- Collection entries
--- BEGIN ---
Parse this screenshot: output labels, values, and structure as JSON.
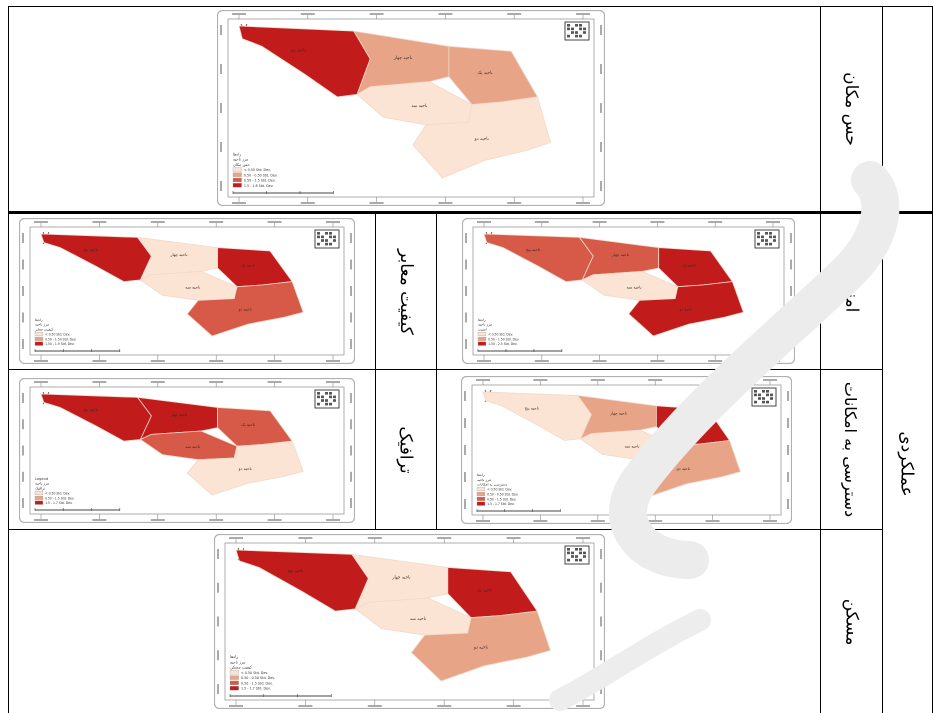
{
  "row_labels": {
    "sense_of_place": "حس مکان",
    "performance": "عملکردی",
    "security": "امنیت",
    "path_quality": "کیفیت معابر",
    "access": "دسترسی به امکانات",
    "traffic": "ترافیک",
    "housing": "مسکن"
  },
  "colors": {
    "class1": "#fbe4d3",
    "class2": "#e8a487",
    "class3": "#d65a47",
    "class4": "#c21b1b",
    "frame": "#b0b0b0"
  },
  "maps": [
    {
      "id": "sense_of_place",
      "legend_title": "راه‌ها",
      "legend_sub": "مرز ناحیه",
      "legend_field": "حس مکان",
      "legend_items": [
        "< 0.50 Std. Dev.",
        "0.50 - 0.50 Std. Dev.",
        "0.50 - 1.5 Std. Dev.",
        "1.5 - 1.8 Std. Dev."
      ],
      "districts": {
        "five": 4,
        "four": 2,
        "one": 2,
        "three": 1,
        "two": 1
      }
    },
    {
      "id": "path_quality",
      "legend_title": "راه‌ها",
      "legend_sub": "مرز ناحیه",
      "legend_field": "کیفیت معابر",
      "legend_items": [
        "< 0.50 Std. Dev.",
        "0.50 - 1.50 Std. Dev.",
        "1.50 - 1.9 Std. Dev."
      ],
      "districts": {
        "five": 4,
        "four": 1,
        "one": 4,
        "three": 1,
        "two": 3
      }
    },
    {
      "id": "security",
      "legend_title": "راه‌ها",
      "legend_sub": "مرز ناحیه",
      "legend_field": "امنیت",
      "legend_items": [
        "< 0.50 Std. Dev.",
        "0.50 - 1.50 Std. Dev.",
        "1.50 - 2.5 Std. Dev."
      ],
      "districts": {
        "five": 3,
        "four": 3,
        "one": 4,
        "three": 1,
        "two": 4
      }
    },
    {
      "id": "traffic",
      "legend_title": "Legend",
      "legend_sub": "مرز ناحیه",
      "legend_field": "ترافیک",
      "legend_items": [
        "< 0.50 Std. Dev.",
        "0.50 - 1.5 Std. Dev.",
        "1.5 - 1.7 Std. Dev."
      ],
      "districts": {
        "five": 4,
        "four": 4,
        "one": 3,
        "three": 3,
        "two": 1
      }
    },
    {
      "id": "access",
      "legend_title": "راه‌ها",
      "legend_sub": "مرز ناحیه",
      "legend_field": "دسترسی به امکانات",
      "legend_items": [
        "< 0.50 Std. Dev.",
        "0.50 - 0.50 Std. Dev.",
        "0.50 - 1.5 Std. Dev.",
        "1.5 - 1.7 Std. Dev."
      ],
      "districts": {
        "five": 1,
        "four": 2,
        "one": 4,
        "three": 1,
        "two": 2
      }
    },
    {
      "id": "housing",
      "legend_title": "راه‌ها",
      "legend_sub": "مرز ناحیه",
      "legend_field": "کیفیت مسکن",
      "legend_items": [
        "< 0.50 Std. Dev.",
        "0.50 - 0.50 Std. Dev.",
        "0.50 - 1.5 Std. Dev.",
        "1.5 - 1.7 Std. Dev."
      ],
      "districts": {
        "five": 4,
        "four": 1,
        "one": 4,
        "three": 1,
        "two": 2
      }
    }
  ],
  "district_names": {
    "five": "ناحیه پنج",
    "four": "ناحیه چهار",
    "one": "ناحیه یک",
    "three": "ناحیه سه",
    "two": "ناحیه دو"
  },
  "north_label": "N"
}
--- END ---
--- BEGIN ---
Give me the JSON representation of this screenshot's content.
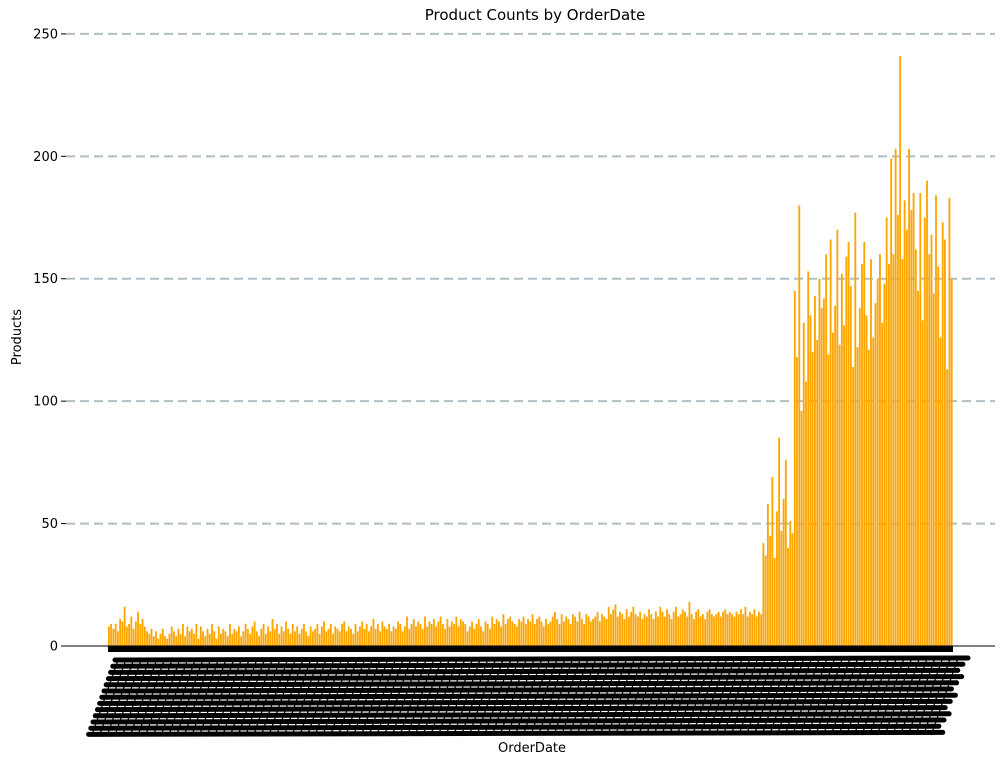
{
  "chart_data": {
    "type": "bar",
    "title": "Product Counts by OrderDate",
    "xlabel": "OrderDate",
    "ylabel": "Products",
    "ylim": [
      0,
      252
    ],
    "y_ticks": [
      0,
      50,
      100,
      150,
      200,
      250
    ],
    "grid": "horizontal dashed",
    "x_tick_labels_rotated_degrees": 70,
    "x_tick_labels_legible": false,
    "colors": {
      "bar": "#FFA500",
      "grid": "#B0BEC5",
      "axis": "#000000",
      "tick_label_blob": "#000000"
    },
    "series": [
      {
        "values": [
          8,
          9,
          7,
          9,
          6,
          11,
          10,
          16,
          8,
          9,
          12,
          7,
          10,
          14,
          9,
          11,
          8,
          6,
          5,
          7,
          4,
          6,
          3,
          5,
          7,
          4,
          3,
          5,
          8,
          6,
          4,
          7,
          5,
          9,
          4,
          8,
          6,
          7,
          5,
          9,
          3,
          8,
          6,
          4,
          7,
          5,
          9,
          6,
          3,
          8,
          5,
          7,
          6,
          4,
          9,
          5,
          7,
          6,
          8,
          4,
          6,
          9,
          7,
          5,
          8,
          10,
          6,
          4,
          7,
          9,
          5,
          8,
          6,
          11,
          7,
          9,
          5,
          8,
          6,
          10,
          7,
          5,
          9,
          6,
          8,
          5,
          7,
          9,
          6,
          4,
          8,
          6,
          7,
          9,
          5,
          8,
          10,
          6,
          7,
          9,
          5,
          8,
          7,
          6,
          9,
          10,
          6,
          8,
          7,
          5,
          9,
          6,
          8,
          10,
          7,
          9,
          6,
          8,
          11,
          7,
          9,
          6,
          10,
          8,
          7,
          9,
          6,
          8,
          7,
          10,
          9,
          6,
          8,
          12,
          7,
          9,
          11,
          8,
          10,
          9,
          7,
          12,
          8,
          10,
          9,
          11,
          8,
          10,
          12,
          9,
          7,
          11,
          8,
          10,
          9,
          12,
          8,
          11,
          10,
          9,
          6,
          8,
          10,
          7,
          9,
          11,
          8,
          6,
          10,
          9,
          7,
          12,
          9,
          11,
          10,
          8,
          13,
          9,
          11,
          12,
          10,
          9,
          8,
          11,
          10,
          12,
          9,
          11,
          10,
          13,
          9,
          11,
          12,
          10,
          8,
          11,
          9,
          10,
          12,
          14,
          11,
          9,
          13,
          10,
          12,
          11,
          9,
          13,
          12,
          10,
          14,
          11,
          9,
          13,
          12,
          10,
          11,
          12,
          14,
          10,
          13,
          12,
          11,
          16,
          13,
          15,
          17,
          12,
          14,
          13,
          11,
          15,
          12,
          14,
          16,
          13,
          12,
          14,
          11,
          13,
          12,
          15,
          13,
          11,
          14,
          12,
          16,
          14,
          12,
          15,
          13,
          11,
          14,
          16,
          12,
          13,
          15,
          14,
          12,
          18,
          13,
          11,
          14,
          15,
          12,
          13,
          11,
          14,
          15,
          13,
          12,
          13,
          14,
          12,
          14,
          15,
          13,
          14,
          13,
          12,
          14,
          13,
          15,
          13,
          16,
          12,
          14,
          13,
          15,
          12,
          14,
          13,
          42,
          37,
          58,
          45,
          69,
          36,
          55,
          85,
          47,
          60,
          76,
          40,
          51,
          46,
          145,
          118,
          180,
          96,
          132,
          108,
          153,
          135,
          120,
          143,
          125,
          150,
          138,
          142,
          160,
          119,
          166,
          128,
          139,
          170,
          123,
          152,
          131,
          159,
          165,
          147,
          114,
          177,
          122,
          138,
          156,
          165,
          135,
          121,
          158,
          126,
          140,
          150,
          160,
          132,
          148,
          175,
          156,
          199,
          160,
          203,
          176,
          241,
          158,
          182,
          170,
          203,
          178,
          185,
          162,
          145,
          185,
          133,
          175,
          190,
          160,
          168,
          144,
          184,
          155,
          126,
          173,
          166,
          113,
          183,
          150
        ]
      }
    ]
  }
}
--- END ---
- WHAT YOU ARE ASKED TO DO
Pull out every line above that holds the word "OrderDate".

- SOLUTION FOR THIS TASK
    "title": "Product Counts by OrderDate",
    "xlabel": "OrderDate",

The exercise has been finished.